■ TASK BRIEF: Write every line out verbatim and omit the pictures.

····················

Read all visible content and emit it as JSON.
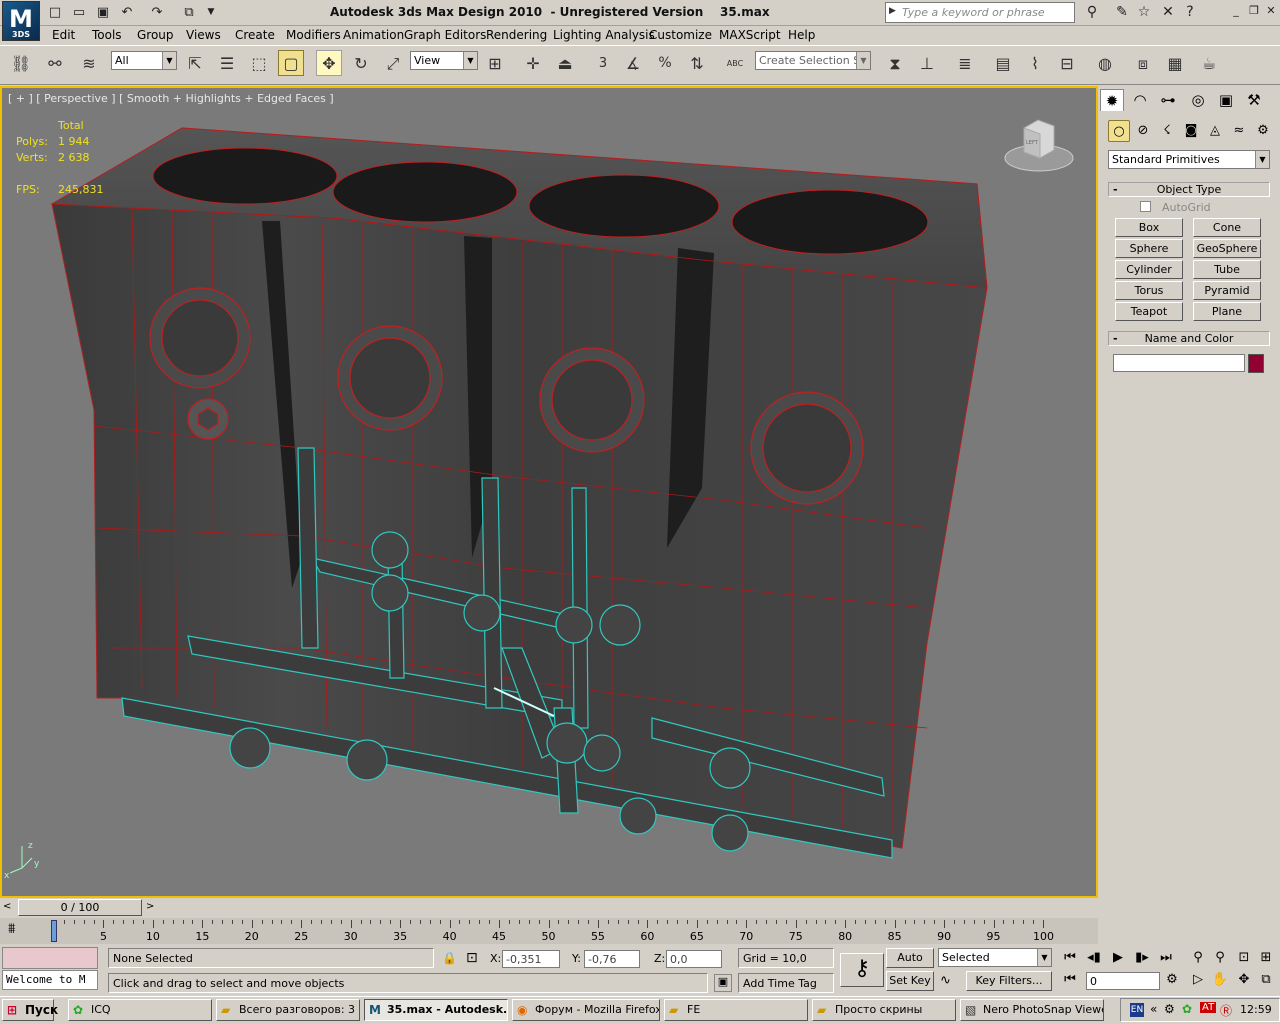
{
  "app": {
    "title": "Autodesk 3ds Max Design 2010  - Unregistered Version    35.max",
    "logo_text": "M",
    "logo_sub": "3DS",
    "search_placeholder": "Type a keyword or phrase"
  },
  "quick_access": {
    "icons": [
      "new-file-icon",
      "open-file-icon",
      "save-icon",
      "undo-icon",
      "redo-icon",
      "hold-icon",
      "dropdown-icon"
    ]
  },
  "menu": [
    "Edit",
    "Tools",
    "Group",
    "Views",
    "Create",
    "Modifiers",
    "Animation",
    "Graph Editors",
    "Rendering",
    "Lighting Analysis",
    "Customize",
    "MAXScript",
    "Help"
  ],
  "toolbar": {
    "selection_filter": "All",
    "reference_coord": "View",
    "named_selection_placeholder": "Create Selection Se",
    "snaps_label": "3",
    "percent_label": "%",
    "abc_label": "ABC"
  },
  "viewport": {
    "label": "[ + ] [ Perspective ] [ Smooth + Highlights + Edged Faces ]",
    "stats_header": "Total",
    "stats": [
      {
        "label": "Polys:",
        "value": "1 944"
      },
      {
        "label": "Verts:",
        "value": "2 638"
      }
    ],
    "fps_label": "FPS:",
    "fps_value": "245,831",
    "viewcube_label": "LEFT",
    "colors": {
      "background": "#7a7a7a",
      "edge_red": "#c02020",
      "edge_cyan": "#30c8c0",
      "border": "#f0c000"
    }
  },
  "command_panel": {
    "tabs": [
      "create-tab-icon",
      "modify-tab-icon",
      "hierarchy-tab-icon",
      "motion-tab-icon",
      "display-tab-icon",
      "utilities-tab-icon"
    ],
    "subtabs": [
      "geometry-icon",
      "shapes-icon",
      "lights-icon",
      "cameras-icon",
      "helpers-icon",
      "spacewarps-icon",
      "systems-icon"
    ],
    "category": "Standard Primitives",
    "object_type_title": "Object Type",
    "autogrid_label": "AutoGrid",
    "object_buttons": [
      "Box",
      "Cone",
      "Sphere",
      "GeoSphere",
      "Cylinder",
      "Tube",
      "Torus",
      "Pyramid",
      "Teapot",
      "Plane"
    ],
    "name_color_title": "Name and Color",
    "name_value": "",
    "object_color": "#900030"
  },
  "timeline": {
    "slider_label": "0 / 100",
    "ticks": [
      "0",
      "5",
      "10",
      "15",
      "20",
      "25",
      "30",
      "35",
      "40",
      "45",
      "50",
      "55",
      "60",
      "65",
      "70",
      "75",
      "80",
      "85",
      "90",
      "95",
      "100"
    ]
  },
  "status": {
    "maxscript_listener": "Welcome to M",
    "selection_status": "None Selected",
    "prompt": "Click and drag to select and move objects",
    "x_label": "X:",
    "x_value": "-0,351",
    "y_label": "Y:",
    "y_value": "-0,76",
    "z_label": "Z:",
    "z_value": "0,0",
    "grid": "Grid = 10,0",
    "add_time_tag": "Add Time Tag",
    "auto_key": "Auto Key",
    "set_key": "Set Key",
    "key_mode": "Selected",
    "key_filters": "Key Filters...",
    "frame_value": "0"
  },
  "taskbar": {
    "start": "Пуск",
    "tasks": [
      {
        "label": "ICQ",
        "icon": "icq-icon"
      },
      {
        "label": "Всего разговоров: 3 ...",
        "icon": "folder-icon"
      },
      {
        "label": "35.max - Autodesk...",
        "icon": "3dsmax-icon",
        "active": true
      },
      {
        "label": "Форум - Mozilla Firefox",
        "icon": "firefox-icon"
      },
      {
        "label": "FE",
        "icon": "folder-icon"
      },
      {
        "label": "Просто скрины",
        "icon": "folder-icon"
      },
      {
        "label": "Nero PhotoSnap Viewer",
        "icon": "nero-icon"
      }
    ],
    "lang": "EN",
    "clock": "12:59"
  }
}
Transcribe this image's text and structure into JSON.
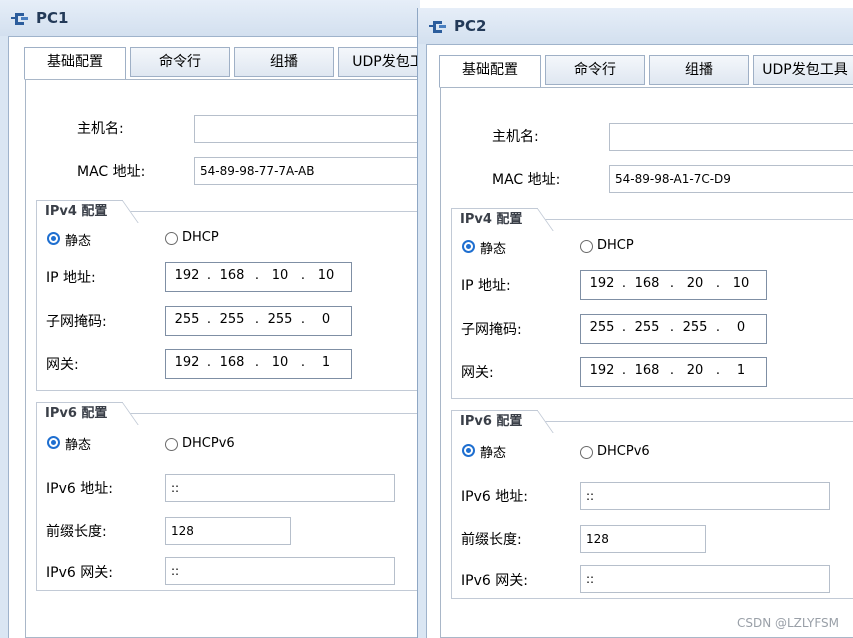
{
  "windows": [
    {
      "title": "PC1",
      "tabs": [
        "基础配置",
        "命令行",
        "组播",
        "UDP发包工"
      ],
      "hostname_label": "主机名:",
      "hostname_value": "",
      "mac_label": "MAC 地址:",
      "mac_value": "54-89-98-77-7A-AB",
      "ipv4_group_title": "IPv4 配置",
      "ipv4_static_label": "静态",
      "ipv4_dhcp_label": "DHCP",
      "ip_label": "IP 地址:",
      "ip": [
        "192",
        "168",
        "10",
        "10"
      ],
      "mask_label": "子网掩码:",
      "mask": [
        "255",
        "255",
        "255",
        "0"
      ],
      "gateway_label": "网关:",
      "gateway": [
        "192",
        "168",
        "10",
        "1"
      ],
      "ipv6_group_title": "IPv6 配置",
      "ipv6_static_label": "静态",
      "ipv6_dhcp_label": "DHCPv6",
      "ipv6_addr_label": "IPv6 地址:",
      "ipv6_addr_value": "::",
      "prefix_label": "前缀长度:",
      "prefix_value": "128",
      "ipv6_gw_label": "IPv6 网关:",
      "ipv6_gw_value": "::"
    },
    {
      "title": "PC2",
      "tabs": [
        "基础配置",
        "命令行",
        "组播",
        "UDP发包工具"
      ],
      "hostname_label": "主机名:",
      "hostname_value": "",
      "mac_label": "MAC 地址:",
      "mac_value": "54-89-98-A1-7C-D9",
      "ipv4_group_title": "IPv4 配置",
      "ipv4_static_label": "静态",
      "ipv4_dhcp_label": "DHCP",
      "ip_label": "IP 地址:",
      "ip": [
        "192",
        "168",
        "20",
        "10"
      ],
      "mask_label": "子网掩码:",
      "mask": [
        "255",
        "255",
        "255",
        "0"
      ],
      "gateway_label": "网关:",
      "gateway": [
        "192",
        "168",
        "20",
        "1"
      ],
      "ipv6_group_title": "IPv6 配置",
      "ipv6_static_label": "静态",
      "ipv6_dhcp_label": "DHCPv6",
      "ipv6_addr_label": "IPv6 地址:",
      "ipv6_addr_value": "::",
      "prefix_label": "前缀长度:",
      "prefix_value": "128",
      "ipv6_gw_label": "IPv6 网关:",
      "ipv6_gw_value": "::"
    }
  ],
  "watermark": "CSDN @LZLYFSM",
  "icons": {
    "app": "network-pc-icon"
  }
}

····················

■ RESULT OF THE TASK:
Read all visible content and emit it as JSON.
{
  "app": {
    "title": "Autodesk 3ds Max Design 2010  - Unregistered Version    35.max",
    "logo_text": "M",
    "logo_sub": "3DS",
    "search_placeholder": "Type a keyword or phrase"
  },
  "quick_access": {
    "icons": [
      "new-file-icon",
      "open-file-icon",
      "save-icon",
      "undo-icon",
      "redo-icon",
      "hold-icon",
      "dropdown-icon"
    ]
  },
  "menu": [
    "Edit",
    "Tools",
    "Group",
    "Views",
    "Create",
    "Modifiers",
    "Animation",
    "Graph Editors",
    "Rendering",
    "Lighting Analysis",
    "Customize",
    "MAXScript",
    "Help"
  ],
  "toolbar": {
    "selection_filter": "All",
    "reference_coord": "View",
    "named_selection_placeholder": "Create Selection Se",
    "snaps_label": "3",
    "percent_label": "%",
    "abc_label": "ABC"
  },
  "viewport": {
    "label": "[ + ] [ Perspective ] [ Smooth + Highlights + Edged Faces ]",
    "stats_header": "Total",
    "stats": [
      {
        "label": "Polys:",
        "value": "1 944"
      },
      {
        "label": "Verts:",
        "value": "2 638"
      }
    ],
    "fps_label": "FPS:",
    "fps_value": "245,831",
    "viewcube_label": "LEFT",
    "colors": {
      "background": "#7a7a7a",
      "edge_red": "#c02020",
      "edge_cyan": "#30c8c0",
      "border": "#f0c000"
    }
  },
  "command_panel": {
    "tabs": [
      "create-tab-icon",
      "modify-tab-icon",
      "hierarchy-tab-icon",
      "motion-tab-icon",
      "display-tab-icon",
      "utilities-tab-icon"
    ],
    "subtabs": [
      "geometry-icon",
      "shapes-icon",
      "lights-icon",
      "cameras-icon",
      "helpers-icon",
      "spacewarps-icon",
      "systems-icon"
    ],
    "category": "Standard Primitives",
    "object_type_title": "Object Type",
    "autogrid_label": "AutoGrid",
    "object_buttons": [
      "Box",
      "Cone",
      "Sphere",
      "GeoSphere",
      "Cylinder",
      "Tube",
      "Torus",
      "Pyramid",
      "Teapot",
      "Plane"
    ],
    "name_color_title": "Name and Color",
    "name_value": "",
    "object_color": "#900030"
  },
  "timeline": {
    "slider_label": "0 / 100",
    "ticks": [
      "0",
      "5",
      "10",
      "15",
      "20",
      "25",
      "30",
      "35",
      "40",
      "45",
      "50",
      "55",
      "60",
      "65",
      "70",
      "75",
      "80",
      "85",
      "90",
      "95",
      "100"
    ]
  },
  "status": {
    "maxscript_listener": "Welcome to M",
    "selection_status": "None Selected",
    "prompt": "Click and drag to select and move objects",
    "x_label": "X:",
    "x_value": "-0,351",
    "y_label": "Y:",
    "y_value": "-0,76",
    "z_label": "Z:",
    "z_value": "0,0",
    "grid": "Grid = 10,0",
    "add_time_tag": "Add Time Tag",
    "auto_key": "Auto Key",
    "set_key": "Set Key",
    "key_mode": "Selected",
    "key_filters": "Key Filters...",
    "frame_value": "0"
  },
  "taskbar": {
    "start": "Пуск",
    "tasks": [
      {
        "label": "ICQ",
        "icon": "icq-icon"
      },
      {
        "label": "Всего разговоров: 3 ...",
        "icon": "folder-icon"
      },
      {
        "label": "35.max - Autodesk...",
        "icon": "3dsmax-icon",
        "active": true
      },
      {
        "label": "Форум - Mozilla Firefox",
        "icon": "firefox-icon"
      },
      {
        "label": "FE",
        "icon": "folder-icon"
      },
      {
        "label": "Просто скрины",
        "icon": "folder-icon"
      },
      {
        "label": "Nero PhotoSnap Viewer",
        "icon": "nero-icon"
      }
    ],
    "lang": "EN",
    "clock": "12:59"
  }
}
Transcribe this image's text and structure into JSON.
{
  "windows": [
    {
      "title": "PC1",
      "tabs": [
        "基础配置",
        "命令行",
        "组播",
        "UDP发包工"
      ],
      "hostname_label": "主机名:",
      "hostname_value": "",
      "mac_label": "MAC 地址:",
      "mac_value": "54-89-98-77-7A-AB",
      "ipv4_group_title": "IPv4 配置",
      "ipv4_static_label": "静态",
      "ipv4_dhcp_label": "DHCP",
      "ip_label": "IP 地址:",
      "ip": [
        "192",
        "168",
        "10",
        "10"
      ],
      "mask_label": "子网掩码:",
      "mask": [
        "255",
        "255",
        "255",
        "0"
      ],
      "gateway_label": "网关:",
      "gateway": [
        "192",
        "168",
        "10",
        "1"
      ],
      "ipv6_group_title": "IPv6 配置",
      "ipv6_static_label": "静态",
      "ipv6_dhcp_label": "DHCPv6",
      "ipv6_addr_label": "IPv6 地址:",
      "ipv6_addr_value": "::",
      "prefix_label": "前缀长度:",
      "prefix_value": "128",
      "ipv6_gw_label": "IPv6 网关:",
      "ipv6_gw_value": "::"
    },
    {
      "title": "PC2",
      "tabs": [
        "基础配置",
        "命令行",
        "组播",
        "UDP发包工具"
      ],
      "hostname_label": "主机名:",
      "hostname_value": "",
      "mac_label": "MAC 地址:",
      "mac_value": "54-89-98-A1-7C-D9",
      "ipv4_group_title": "IPv4 配置",
      "ipv4_static_label": "静态",
      "ipv4_dhcp_label": "DHCP",
      "ip_label": "IP 地址:",
      "ip": [
        "192",
        "168",
        "20",
        "10"
      ],
      "mask_label": "子网掩码:",
      "mask": [
        "255",
        "255",
        "255",
        "0"
      ],
      "gateway_label": "网关:",
      "gateway": [
        "192",
        "168",
        "20",
        "1"
      ],
      "ipv6_group_title": "IPv6 配置",
      "ipv6_static_label": "静态",
      "ipv6_dhcp_label": "DHCPv6",
      "ipv6_addr_label": "IPv6 地址:",
      "ipv6_addr_value": "::",
      "prefix_label": "前缀长度:",
      "prefix_value": "128",
      "ipv6_gw_label": "IPv6 网关:",
      "ipv6_gw_value": "::"
    }
  ],
  "watermark": "CSDN @LZLYFSM",
  "icons": {
    "app": "network-pc-icon"
  }
}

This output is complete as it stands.